_Given problem_:
Exclude any images and output the remaining records exactly.

____________

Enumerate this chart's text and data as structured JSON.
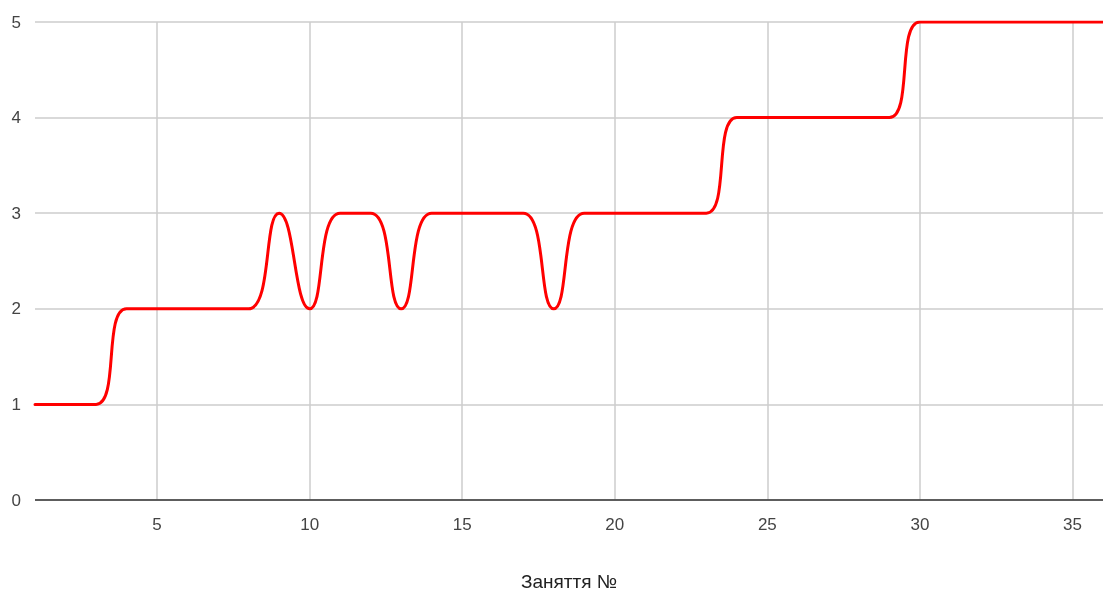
{
  "chart_data": {
    "type": "line",
    "xlabel": "Заняття №",
    "x": [
      1,
      2,
      3,
      4,
      5,
      6,
      7,
      8,
      9,
      10,
      11,
      12,
      13,
      14,
      15,
      16,
      17,
      18,
      19,
      20,
      21,
      22,
      23,
      24,
      25,
      26,
      27,
      28,
      29,
      30,
      31,
      32,
      33,
      34,
      35,
      36
    ],
    "series": [
      {
        "color": "#ff0000",
        "values": [
          1,
          1,
          1,
          2,
          2,
          2,
          2,
          2,
          3,
          2,
          3,
          3,
          2,
          3,
          3,
          3,
          3,
          2,
          3,
          3,
          3,
          3,
          3,
          4,
          4,
          4,
          4,
          4,
          4,
          5,
          5,
          5,
          5,
          5,
          5,
          5
        ]
      }
    ],
    "xlim": [
      1,
      36
    ],
    "xticks": [
      5,
      10,
      15,
      20,
      25,
      30,
      35
    ],
    "ylim": [
      0,
      5
    ],
    "yticks": [
      0,
      1,
      2,
      3,
      4,
      5
    ],
    "grid": true,
    "marker": "none",
    "line_style": "solid"
  }
}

____________

_Exercise output_:
Enumerate this chart's text and data as structured JSON.
{
  "chart_data": {
    "type": "line",
    "xlabel": "Заняття №",
    "x": [
      1,
      2,
      3,
      4,
      5,
      6,
      7,
      8,
      9,
      10,
      11,
      12,
      13,
      14,
      15,
      16,
      17,
      18,
      19,
      20,
      21,
      22,
      23,
      24,
      25,
      26,
      27,
      28,
      29,
      30,
      31,
      32,
      33,
      34,
      35,
      36
    ],
    "series": [
      {
        "color": "#ff0000",
        "values": [
          1,
          1,
          1,
          2,
          2,
          2,
          2,
          2,
          3,
          2,
          3,
          3,
          2,
          3,
          3,
          3,
          3,
          2,
          3,
          3,
          3,
          3,
          3,
          4,
          4,
          4,
          4,
          4,
          4,
          5,
          5,
          5,
          5,
          5,
          5,
          5
        ]
      }
    ],
    "xlim": [
      1,
      36
    ],
    "xticks": [
      5,
      10,
      15,
      20,
      25,
      30,
      35
    ],
    "ylim": [
      0,
      5
    ],
    "yticks": [
      0,
      1,
      2,
      3,
      4,
      5
    ],
    "grid": true,
    "marker": "none",
    "line_style": "solid"
  }
}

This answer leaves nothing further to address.